Written request:
Pull out every line in the data below that contains the string "footer", and copy each one in full.

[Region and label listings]
* START *

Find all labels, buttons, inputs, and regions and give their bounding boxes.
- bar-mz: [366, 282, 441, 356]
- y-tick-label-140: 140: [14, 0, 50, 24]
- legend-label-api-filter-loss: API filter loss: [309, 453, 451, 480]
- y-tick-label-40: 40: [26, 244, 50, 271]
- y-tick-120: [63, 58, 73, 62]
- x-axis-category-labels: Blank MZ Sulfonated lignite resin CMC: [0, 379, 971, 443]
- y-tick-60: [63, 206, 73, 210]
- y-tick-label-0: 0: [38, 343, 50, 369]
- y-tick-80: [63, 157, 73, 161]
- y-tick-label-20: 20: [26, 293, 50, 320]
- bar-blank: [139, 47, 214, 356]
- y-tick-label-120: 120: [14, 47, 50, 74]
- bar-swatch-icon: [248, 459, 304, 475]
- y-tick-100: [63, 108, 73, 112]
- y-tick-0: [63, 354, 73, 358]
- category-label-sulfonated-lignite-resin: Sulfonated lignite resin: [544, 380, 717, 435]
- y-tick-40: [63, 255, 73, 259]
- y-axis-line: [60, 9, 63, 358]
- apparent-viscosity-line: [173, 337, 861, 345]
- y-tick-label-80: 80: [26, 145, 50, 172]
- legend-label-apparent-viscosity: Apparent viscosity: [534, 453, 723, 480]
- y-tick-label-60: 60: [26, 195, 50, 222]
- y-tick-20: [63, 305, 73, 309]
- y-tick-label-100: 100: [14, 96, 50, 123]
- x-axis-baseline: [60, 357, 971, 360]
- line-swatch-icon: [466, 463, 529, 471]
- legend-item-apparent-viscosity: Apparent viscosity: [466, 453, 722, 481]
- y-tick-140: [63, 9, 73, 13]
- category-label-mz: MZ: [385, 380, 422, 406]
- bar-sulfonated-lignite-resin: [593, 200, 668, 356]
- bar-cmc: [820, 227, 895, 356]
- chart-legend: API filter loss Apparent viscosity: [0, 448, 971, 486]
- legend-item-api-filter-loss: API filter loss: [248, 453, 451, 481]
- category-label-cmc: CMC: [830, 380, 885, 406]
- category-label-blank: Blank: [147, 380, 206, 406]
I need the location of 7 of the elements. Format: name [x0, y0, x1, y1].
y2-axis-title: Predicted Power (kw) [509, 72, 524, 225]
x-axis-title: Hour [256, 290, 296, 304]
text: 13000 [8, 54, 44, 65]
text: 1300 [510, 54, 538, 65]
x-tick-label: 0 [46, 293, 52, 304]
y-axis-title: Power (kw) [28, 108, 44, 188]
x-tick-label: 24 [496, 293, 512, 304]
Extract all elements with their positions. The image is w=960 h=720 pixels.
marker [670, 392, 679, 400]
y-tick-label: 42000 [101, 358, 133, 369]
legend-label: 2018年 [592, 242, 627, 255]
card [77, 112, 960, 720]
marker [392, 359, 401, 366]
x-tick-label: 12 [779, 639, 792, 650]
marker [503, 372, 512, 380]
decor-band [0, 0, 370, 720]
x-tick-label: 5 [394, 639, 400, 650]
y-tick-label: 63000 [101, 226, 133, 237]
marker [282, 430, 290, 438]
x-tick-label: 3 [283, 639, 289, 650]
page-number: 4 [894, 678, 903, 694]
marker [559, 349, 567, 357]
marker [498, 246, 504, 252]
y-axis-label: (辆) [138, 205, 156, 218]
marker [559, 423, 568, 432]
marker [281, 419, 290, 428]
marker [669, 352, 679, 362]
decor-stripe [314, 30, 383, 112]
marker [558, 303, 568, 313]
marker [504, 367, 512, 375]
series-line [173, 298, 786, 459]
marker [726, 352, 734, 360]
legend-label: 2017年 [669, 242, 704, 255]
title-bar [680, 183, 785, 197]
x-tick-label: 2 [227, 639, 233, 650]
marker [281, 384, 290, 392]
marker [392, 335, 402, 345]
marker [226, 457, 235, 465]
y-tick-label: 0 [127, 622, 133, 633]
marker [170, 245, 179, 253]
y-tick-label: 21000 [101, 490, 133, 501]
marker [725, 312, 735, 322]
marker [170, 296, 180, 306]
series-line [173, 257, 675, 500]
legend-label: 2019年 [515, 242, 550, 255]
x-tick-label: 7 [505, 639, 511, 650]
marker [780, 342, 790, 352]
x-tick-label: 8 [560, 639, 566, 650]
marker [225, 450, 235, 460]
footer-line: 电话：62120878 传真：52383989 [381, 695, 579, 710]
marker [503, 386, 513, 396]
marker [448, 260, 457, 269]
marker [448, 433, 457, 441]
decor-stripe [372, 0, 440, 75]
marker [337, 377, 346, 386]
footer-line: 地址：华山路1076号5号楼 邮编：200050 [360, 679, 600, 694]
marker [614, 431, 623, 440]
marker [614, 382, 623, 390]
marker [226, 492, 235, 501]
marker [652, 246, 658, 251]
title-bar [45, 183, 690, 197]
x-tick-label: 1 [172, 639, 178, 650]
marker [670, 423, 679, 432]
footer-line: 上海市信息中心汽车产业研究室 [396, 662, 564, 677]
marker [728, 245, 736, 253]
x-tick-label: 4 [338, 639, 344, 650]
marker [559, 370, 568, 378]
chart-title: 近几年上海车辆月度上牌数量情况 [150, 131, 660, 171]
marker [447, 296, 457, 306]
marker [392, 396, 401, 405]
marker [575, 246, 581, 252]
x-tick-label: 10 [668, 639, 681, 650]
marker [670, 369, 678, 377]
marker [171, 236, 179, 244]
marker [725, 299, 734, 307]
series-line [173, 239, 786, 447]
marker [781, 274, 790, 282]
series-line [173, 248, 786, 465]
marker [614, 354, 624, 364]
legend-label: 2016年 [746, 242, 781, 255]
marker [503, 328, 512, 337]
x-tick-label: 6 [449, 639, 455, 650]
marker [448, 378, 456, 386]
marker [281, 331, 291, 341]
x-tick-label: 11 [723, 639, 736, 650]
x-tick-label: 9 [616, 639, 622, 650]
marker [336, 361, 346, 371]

* END *

Answer for this exercise:
footer-line: 电话：62120878 传真：52383989 [381, 695, 579, 710]
footer-line: 地址：华山路1076号5号楼 邮编：200050 [360, 679, 600, 694]
footer-line: 上海市信息中心汽车产业研究室 [396, 662, 564, 677]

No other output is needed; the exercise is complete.